Please write out the material that follows, exactly as it stands.

- - - - -

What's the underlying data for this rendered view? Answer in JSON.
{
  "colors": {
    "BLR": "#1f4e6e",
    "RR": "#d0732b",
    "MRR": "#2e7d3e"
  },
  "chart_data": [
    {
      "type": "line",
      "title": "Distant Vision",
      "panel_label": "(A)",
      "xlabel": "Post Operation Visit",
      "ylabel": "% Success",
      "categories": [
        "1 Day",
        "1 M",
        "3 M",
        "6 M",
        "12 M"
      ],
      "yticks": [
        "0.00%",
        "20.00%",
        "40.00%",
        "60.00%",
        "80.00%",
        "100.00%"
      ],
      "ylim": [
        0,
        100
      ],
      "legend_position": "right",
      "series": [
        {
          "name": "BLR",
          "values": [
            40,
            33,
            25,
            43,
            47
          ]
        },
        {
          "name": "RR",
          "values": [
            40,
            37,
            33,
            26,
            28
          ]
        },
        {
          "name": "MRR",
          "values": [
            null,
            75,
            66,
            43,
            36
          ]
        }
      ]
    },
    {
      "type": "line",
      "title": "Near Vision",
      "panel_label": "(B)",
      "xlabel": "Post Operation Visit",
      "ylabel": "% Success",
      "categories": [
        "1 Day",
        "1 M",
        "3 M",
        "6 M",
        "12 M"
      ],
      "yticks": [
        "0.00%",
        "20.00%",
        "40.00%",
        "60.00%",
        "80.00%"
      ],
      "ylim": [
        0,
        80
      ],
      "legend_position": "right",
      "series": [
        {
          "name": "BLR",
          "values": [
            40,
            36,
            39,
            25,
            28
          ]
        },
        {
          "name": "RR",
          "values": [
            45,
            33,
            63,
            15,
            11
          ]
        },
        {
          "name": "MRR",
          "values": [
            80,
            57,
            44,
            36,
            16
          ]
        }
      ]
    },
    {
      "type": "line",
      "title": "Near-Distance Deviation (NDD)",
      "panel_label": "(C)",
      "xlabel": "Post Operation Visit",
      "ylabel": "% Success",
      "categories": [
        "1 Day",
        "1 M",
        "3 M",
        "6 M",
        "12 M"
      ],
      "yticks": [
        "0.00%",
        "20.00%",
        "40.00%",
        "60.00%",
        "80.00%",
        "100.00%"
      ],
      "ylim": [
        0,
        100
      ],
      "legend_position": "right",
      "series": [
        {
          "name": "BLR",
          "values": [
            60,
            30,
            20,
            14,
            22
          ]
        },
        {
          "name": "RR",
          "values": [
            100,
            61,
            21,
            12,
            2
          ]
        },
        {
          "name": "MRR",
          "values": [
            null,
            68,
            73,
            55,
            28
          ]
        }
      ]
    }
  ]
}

- - - - -

■ SOLUTION
What's the underlying data for this rendered view? Answer in JSON.
{
  "colors": {
    "BLR": "#1f4e6e",
    "RR": "#d0732b",
    "MRR": "#2e7d3e"
  },
  "chart_data": [
    {
      "type": "line",
      "title": "Distant Vision",
      "panel_label": "(A)",
      "xlabel": "Post Operation Visit",
      "ylabel": "% Success",
      "categories": [
        "1 Day",
        "1 M",
        "3 M",
        "6 M",
        "12 M"
      ],
      "yticks": [
        "0.00%",
        "20.00%",
        "40.00%",
        "60.00%",
        "80.00%",
        "100.00%"
      ],
      "ylim": [
        0,
        100
      ],
      "legend_position": "right",
      "series": [
        {
          "name": "BLR",
          "values": [
            40,
            33,
            25,
            43,
            47
          ]
        },
        {
          "name": "RR",
          "values": [
            40,
            37,
            33,
            26,
            28
          ]
        },
        {
          "name": "MRR",
          "values": [
            null,
            75,
            66,
            43,
            36
          ]
        }
      ]
    },
    {
      "type": "line",
      "title": "Near Vision",
      "panel_label": "(B)",
      "xlabel": "Post Operation Visit",
      "ylabel": "% Success",
      "categories": [
        "1 Day",
        "1 M",
        "3 M",
        "6 M",
        "12 M"
      ],
      "yticks": [
        "0.00%",
        "20.00%",
        "40.00%",
        "60.00%",
        "80.00%"
      ],
      "ylim": [
        0,
        80
      ],
      "legend_position": "right",
      "series": [
        {
          "name": "BLR",
          "values": [
            40,
            36,
            39,
            25,
            28
          ]
        },
        {
          "name": "RR",
          "values": [
            45,
            33,
            63,
            15,
            11
          ]
        },
        {
          "name": "MRR",
          "values": [
            80,
            57,
            44,
            36,
            16
          ]
        }
      ]
    },
    {
      "type": "line",
      "title": "Near-Distance Deviation (NDD)",
      "panel_label": "(C)",
      "xlabel": "Post Operation Visit",
      "ylabel": "% Success",
      "categories": [
        "1 Day",
        "1 M",
        "3 M",
        "6 M",
        "12 M"
      ],
      "yticks": [
        "0.00%",
        "20.00%",
        "40.00%",
        "60.00%",
        "80.00%",
        "100.00%"
      ],
      "ylim": [
        0,
        100
      ],
      "legend_position": "right",
      "series": [
        {
          "name": "BLR",
          "values": [
            60,
            30,
            20,
            14,
            22
          ]
        },
        {
          "name": "RR",
          "values": [
            100,
            61,
            21,
            12,
            2
          ]
        },
        {
          "name": "MRR",
          "values": [
            null,
            68,
            73,
            55,
            28
          ]
        }
      ]
    }
  ]
}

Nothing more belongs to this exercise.